> _Exercise objective_: Which lines of the records contain the string "section"? Return each such line in full, and treat uppercase and lowercase as different.
* BEGIN Listed entries *
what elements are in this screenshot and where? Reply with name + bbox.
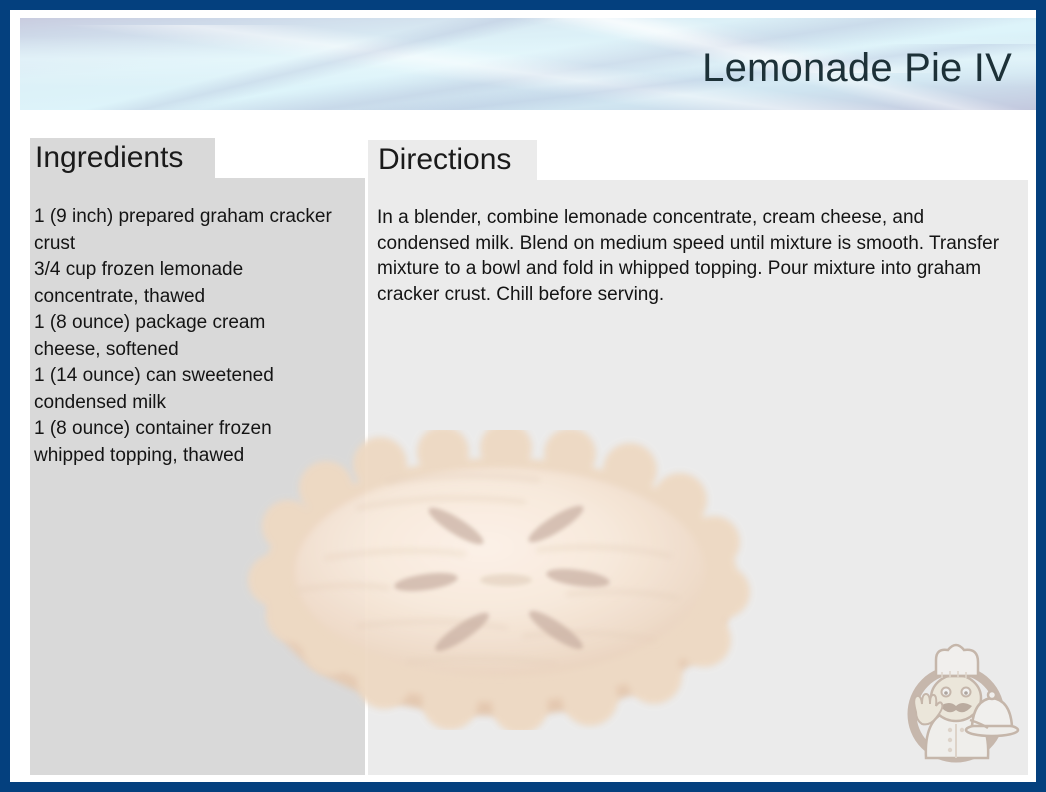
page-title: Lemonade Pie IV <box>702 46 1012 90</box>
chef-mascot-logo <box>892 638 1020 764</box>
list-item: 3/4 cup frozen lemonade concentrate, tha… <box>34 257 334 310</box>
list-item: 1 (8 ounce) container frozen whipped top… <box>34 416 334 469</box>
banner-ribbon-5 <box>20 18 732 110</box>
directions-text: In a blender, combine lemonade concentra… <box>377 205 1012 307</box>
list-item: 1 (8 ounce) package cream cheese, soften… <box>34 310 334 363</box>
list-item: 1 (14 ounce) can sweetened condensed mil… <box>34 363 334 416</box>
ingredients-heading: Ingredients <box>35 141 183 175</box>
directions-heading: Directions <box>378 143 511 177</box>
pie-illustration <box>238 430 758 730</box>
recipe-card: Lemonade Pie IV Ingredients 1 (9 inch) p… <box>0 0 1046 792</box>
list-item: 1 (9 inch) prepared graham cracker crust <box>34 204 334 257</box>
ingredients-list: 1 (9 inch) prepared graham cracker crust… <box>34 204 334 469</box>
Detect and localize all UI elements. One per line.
* END Listed entries *
* BEGIN Listed entries *
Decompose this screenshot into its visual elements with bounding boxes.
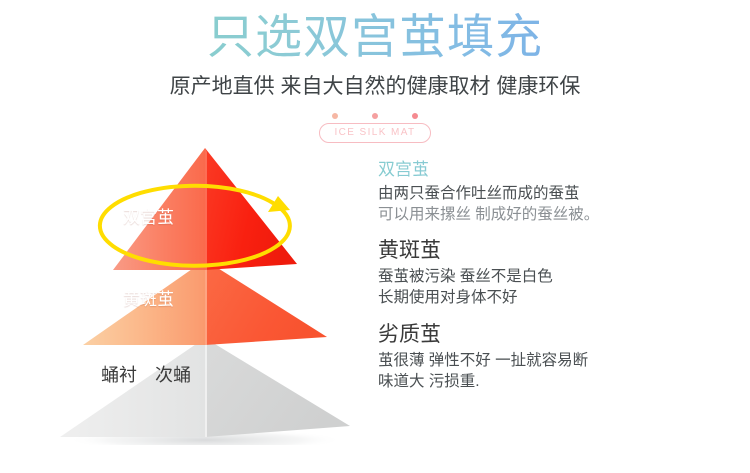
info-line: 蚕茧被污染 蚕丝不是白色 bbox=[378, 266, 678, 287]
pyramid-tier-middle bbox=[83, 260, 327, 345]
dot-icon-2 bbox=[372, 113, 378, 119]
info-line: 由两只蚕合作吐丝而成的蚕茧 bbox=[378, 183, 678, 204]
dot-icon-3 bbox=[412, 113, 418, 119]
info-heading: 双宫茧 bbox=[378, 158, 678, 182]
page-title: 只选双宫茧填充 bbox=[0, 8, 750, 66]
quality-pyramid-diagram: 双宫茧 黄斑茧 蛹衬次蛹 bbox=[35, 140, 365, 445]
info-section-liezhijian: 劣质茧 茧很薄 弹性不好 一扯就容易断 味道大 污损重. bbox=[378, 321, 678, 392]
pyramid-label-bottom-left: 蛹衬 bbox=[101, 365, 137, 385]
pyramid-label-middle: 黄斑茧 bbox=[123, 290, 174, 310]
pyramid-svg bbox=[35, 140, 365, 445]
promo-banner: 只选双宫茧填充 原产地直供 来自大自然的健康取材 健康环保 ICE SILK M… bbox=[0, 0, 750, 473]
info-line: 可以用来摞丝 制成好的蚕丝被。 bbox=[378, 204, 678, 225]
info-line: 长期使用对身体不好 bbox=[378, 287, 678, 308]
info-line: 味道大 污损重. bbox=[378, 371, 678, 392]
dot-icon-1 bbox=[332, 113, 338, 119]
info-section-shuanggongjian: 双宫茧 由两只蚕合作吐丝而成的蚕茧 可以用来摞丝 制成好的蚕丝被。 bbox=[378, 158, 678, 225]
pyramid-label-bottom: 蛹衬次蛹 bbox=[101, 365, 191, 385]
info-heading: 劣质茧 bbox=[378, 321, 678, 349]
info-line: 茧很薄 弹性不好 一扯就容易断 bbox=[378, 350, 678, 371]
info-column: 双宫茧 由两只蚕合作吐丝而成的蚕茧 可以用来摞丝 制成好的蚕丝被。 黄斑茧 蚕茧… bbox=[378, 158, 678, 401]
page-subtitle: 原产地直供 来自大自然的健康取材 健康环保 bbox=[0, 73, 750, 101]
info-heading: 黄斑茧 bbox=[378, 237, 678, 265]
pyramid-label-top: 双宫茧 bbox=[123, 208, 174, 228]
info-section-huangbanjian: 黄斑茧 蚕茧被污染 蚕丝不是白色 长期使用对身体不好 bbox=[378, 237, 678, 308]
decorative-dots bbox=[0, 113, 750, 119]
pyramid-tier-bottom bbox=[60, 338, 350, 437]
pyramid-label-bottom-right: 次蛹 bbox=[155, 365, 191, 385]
* END Listed entries *
* BEGIN Listed entries *
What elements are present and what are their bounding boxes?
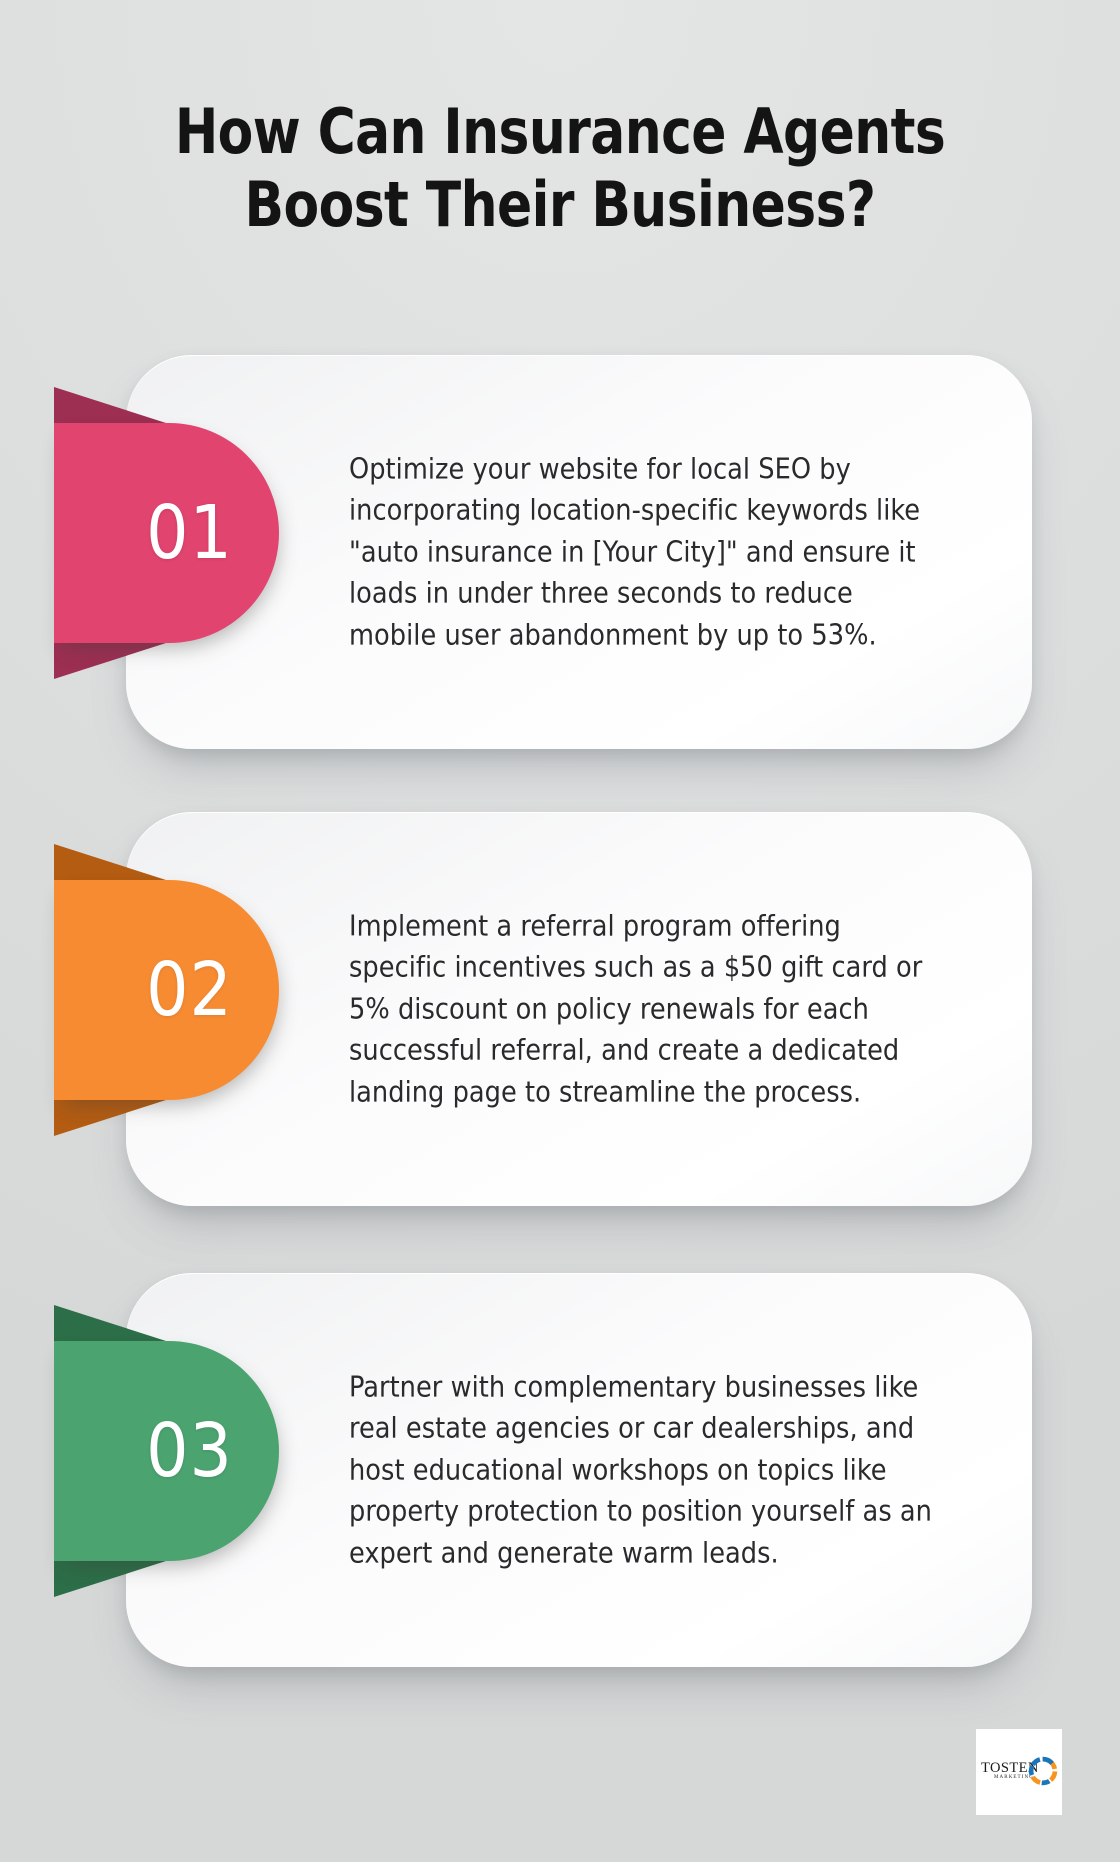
* END Listed entries *
> _Result of this task_:
info-section-liezhijian: 劣质茧 茧很薄 弹性不好 一扯就容易断 味道大 污损重. bbox=[378, 321, 678, 392]
info-section-shuanggongjian: 双宫茧 由两只蚕合作吐丝而成的蚕茧 可以用来摞丝 制成好的蚕丝被。 bbox=[378, 158, 678, 225]
info-section-huangbanjian: 黄斑茧 蚕茧被污染 蚕丝不是白色 长期使用对身体不好 bbox=[378, 237, 678, 308]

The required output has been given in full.